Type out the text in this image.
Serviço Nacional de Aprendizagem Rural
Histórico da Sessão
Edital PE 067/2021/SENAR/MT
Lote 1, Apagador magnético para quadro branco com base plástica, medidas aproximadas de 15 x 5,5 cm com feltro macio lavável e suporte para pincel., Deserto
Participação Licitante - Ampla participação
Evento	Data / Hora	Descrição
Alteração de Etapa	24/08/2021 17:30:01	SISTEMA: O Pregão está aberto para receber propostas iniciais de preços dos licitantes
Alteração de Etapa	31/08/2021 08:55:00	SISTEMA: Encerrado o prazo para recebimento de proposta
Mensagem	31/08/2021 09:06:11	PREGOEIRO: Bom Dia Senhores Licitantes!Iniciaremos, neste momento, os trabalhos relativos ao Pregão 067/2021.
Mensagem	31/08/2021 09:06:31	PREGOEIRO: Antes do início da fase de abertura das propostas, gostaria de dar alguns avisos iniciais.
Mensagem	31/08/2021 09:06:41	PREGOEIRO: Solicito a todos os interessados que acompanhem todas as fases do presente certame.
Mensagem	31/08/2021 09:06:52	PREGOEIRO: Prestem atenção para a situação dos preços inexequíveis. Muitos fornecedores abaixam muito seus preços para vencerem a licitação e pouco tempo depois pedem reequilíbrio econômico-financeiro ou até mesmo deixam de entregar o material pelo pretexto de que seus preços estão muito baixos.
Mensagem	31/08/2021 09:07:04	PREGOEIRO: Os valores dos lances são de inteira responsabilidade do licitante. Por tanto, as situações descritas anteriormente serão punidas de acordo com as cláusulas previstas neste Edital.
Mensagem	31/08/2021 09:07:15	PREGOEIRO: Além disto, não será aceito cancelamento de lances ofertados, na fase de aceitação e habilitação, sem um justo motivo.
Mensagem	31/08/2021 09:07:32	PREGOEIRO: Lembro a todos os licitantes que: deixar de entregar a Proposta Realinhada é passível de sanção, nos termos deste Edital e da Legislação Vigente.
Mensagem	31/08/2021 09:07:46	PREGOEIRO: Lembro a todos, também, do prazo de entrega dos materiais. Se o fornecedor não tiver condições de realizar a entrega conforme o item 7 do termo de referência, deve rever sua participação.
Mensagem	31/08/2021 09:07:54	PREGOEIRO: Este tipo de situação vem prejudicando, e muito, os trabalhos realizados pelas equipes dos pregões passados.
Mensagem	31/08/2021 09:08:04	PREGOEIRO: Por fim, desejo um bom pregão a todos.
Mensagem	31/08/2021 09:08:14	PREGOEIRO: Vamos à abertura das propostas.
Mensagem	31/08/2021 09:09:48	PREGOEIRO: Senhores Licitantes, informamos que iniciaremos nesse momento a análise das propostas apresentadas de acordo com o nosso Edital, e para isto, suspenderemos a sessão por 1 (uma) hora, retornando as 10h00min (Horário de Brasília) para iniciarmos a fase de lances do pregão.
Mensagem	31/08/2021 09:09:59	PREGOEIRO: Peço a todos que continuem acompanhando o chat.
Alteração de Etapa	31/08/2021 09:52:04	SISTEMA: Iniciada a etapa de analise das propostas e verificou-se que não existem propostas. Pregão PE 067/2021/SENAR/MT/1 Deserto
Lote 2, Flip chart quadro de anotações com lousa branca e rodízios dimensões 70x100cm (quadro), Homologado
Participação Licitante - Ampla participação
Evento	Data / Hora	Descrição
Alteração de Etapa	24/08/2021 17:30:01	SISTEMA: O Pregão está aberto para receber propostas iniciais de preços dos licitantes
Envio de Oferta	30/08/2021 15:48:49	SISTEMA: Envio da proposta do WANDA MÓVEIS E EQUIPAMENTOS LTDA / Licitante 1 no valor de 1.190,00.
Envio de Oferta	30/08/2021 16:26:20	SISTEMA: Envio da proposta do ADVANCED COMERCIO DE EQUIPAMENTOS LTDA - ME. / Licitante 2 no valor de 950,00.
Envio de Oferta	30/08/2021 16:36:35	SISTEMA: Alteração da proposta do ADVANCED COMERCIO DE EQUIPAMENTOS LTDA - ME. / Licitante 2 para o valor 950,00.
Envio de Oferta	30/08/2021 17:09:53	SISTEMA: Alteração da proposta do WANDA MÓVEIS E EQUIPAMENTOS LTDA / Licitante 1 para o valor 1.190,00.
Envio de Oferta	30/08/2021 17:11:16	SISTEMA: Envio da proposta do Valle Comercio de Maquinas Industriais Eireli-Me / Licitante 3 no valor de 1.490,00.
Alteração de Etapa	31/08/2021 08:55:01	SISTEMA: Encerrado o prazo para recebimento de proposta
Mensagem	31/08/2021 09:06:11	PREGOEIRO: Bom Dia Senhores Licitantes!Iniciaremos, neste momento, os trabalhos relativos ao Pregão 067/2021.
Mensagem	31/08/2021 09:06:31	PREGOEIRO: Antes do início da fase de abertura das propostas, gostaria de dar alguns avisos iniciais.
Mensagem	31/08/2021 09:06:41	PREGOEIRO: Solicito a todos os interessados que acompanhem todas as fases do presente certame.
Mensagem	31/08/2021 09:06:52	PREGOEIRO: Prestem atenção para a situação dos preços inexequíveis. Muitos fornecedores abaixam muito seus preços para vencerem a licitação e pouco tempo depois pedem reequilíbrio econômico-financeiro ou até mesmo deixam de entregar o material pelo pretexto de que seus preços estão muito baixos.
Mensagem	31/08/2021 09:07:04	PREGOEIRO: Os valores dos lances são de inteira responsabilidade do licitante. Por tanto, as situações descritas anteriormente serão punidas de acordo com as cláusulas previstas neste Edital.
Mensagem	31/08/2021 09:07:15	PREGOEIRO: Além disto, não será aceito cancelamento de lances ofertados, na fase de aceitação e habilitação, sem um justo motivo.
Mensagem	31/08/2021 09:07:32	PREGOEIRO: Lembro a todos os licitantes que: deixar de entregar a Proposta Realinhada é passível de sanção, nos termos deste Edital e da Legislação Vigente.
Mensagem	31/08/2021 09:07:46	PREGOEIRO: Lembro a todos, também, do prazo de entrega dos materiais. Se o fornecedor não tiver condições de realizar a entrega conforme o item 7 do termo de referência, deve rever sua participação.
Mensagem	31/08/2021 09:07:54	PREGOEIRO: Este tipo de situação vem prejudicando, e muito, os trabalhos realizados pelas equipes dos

....

(WORK REQUIRED) Write out the whole listing again, exactly as it stands.

(RESPONSE)
Type out the text in this image.
Serviço Nacional de Aprendizagem Rural
Histórico da Sessão
Edital PE 067/2021/SENAR/MT
Lote 1, Apagador magnético para quadro branco com base plástica, medidas aproximadas de 15 x 5,5 cm com feltro macio lavável e suporte para pincel., Deserto
Participação Licitante - Ampla participação
Evento	Data / Hora	Descrição
Alteração de Etapa	24/08/2021 17:30:01	SISTEMA: O Pregão está aberto para receber propostas iniciais de preços dos licitantes
Alteração de Etapa	31/08/2021 08:55:00	SISTEMA: Encerrado o prazo para recebimento de proposta
Mensagem	31/08/2021 09:06:11	PREGOEIRO: Bom Dia Senhores Licitantes!Iniciaremos, neste momento, os trabalhos relativos ao Pregão 067/2021.
Mensagem	31/08/2021 09:06:31	PREGOEIRO: Antes do início da fase de abertura das propostas, gostaria de dar alguns avisos iniciais.
Mensagem	31/08/2021 09:06:41	PREGOEIRO: Solicito a todos os interessados que acompanhem todas as fases do presente certame.
Mensagem	31/08/2021 09:06:52	PREGOEIRO: Prestem atenção para a situação dos preços inexequíveis. Muitos fornecedores abaixam muito seus preços para vencerem a licitação e pouco tempo depois pedem reequilíbrio econômico-financeiro ou até mesmo deixam de entregar o material pelo pretexto de que seus preços estão muito baixos.
Mensagem	31/08/2021 09:07:04	PREGOEIRO: Os valores dos lances são de inteira responsabilidade do licitante. Por tanto, as situações descritas anteriormente serão punidas de acordo com as cláusulas previstas neste Edital.
Mensagem	31/08/2021 09:07:15	PREGOEIRO: Além disto, não será aceito cancelamento de lances ofertados, na fase de aceitação e habilitação, sem um justo motivo.
Mensagem	31/08/2021 09:07:32	PREGOEIRO: Lembro a todos os licitantes que: deixar de entregar a Proposta Realinhada é passível de sanção, nos termos deste Edital e da Legislação Vigente.
Mensagem	31/08/2021 09:07:46	PREGOEIRO: Lembro a todos, também, do prazo de entrega dos materiais. Se o fornecedor não tiver condições de realizar a entrega conforme o item 7 do termo de referência, deve rever sua participação.
Mensagem	31/08/2021 09:07:54	PREGOEIRO: Este tipo de situação vem prejudicando, e muito, os trabalhos realizados pelas equipes dos pregões passados.
Mensagem	31/08/2021 09:08:04	PREGOEIRO: Por fim, desejo um bom pregão a todos.
Mensagem	31/08/2021 09:08:14	PREGOEIRO: Vamos à abertura das propostas.
Mensagem	31/08/2021 09:09:48	PREGOEIRO: Senhores Licitantes, informamos que iniciaremos nesse momento a análise das propostas apresentadas de acordo com o nosso Edital, e para isto, suspenderemos a sessão por 1 (uma) hora, retornando as 10h00min (Horário de Brasília) para iniciarmos a fase de lances do pregão.
Mensagem	31/08/2021 09:09:59	PREGOEIRO: Peço a todos que continuem acompanhando o chat.
Alteração de Etapa	31/08/2021 09:52:04	SISTEMA: Iniciada a etapa de analise das propostas e verificou-se que não existem propostas. Pregão PE 067/2021/SENAR/MT/1 Deserto
Lote 2, Flip chart quadro de anotações com lousa branca e rodízios dimensões 70x100cm (quadro), Homologado
Participação Licitante - Ampla participação
Evento	Data / Hora	Descrição
Alteração de Etapa	24/08/2021 17:30:01	SISTEMA: O Pregão está aberto para receber propostas iniciais de preços dos licitantes
Envio de Oferta	30/08/2021 15:48:49	SISTEMA: Envio da proposta do WANDA MÓVEIS E EQUIPAMENTOS LTDA / Licitante 1 no valor de 1.190,00.
Envio de Oferta	30/08/2021 16:26:20	SISTEMA: Envio da proposta do ADVANCED COMERCIO DE EQUIPAMENTOS LTDA - ME. / Licitante 2 no valor de 950,00.
Envio de Oferta	30/08/2021 16:36:35	SISTEMA: Alteração da proposta do ADVANCED COMERCIO DE EQUIPAMENTOS LTDA - ME. / Licitante 2 para o valor 950,00.
Envio de Oferta	30/08/2021 17:09:53	SISTEMA: Alteração da proposta do WANDA MÓVEIS E EQUIPAMENTOS LTDA / Licitante 1 para o valor 1.190,00.
Envio de Oferta	30/08/2021 17:11:16	SISTEMA: Envio da proposta do Valle Comercio de Maquinas Industriais Eireli-Me / Licitante 3 no valor de 1.490,00.
Alteração de Etapa	31/08/2021 08:55:01	SISTEMA: Encerrado o prazo para recebimento de proposta
Mensagem	31/08/2021 09:06:11	PREGOEIRO: Bom Dia Senhores Licitantes!Iniciaremos, neste momento, os trabalhos relativos ao Pregão 067/2021.
Mensagem	31/08/2021 09:06:31	PREGOEIRO: Antes do início da fase de abertura das propostas, gostaria de dar alguns avisos iniciais.
Mensagem	31/08/2021 09:06:41	PREGOEIRO: Solicito a todos os interessados que acompanhem todas as fases do presente certame.
Mensagem	31/08/2021 09:06:52	PREGOEIRO: Prestem atenção para a situação dos preços inexequíveis. Muitos fornecedores abaixam muito seus preços para vencerem a licitação e pouco tempo depois pedem reequilíbrio econômico-financeiro ou até mesmo deixam de entregar o material pelo pretexto de que seus preços estão muito baixos.
Mensagem	31/08/2021 09:07:04	PREGOEIRO: Os valores dos lances são de inteira responsabilidade do licitante. Por tanto, as situações descritas anteriormente serão punidas de acordo com as cláusulas previstas neste Edital.
Mensagem	31/08/2021 09:07:15	PREGOEIRO: Além disto, não será aceito cancelamento de lances ofertados, na fase de aceitação e habilitação, sem um justo motivo.
Mensagem	31/08/2021 09:07:32	PREGOEIRO: Lembro a todos os licitantes que: deixar de entregar a Proposta Realinhada é passível de sanção, nos termos deste Edital e da Legislação Vigente.
Mensagem	31/08/2021 09:07:46	PREGOEIRO: Lembro a todos, também, do prazo de entrega dos materiais. Se o fornecedor não tiver condições de realizar a entrega conforme o item 7 do termo de referência, deve rever sua participação.
Mensagem	31/08/2021 09:07:54	PREGOEIRO: Este tipo de situação vem prejudicando, e muito, os trabalhos realizados pelas equipes dos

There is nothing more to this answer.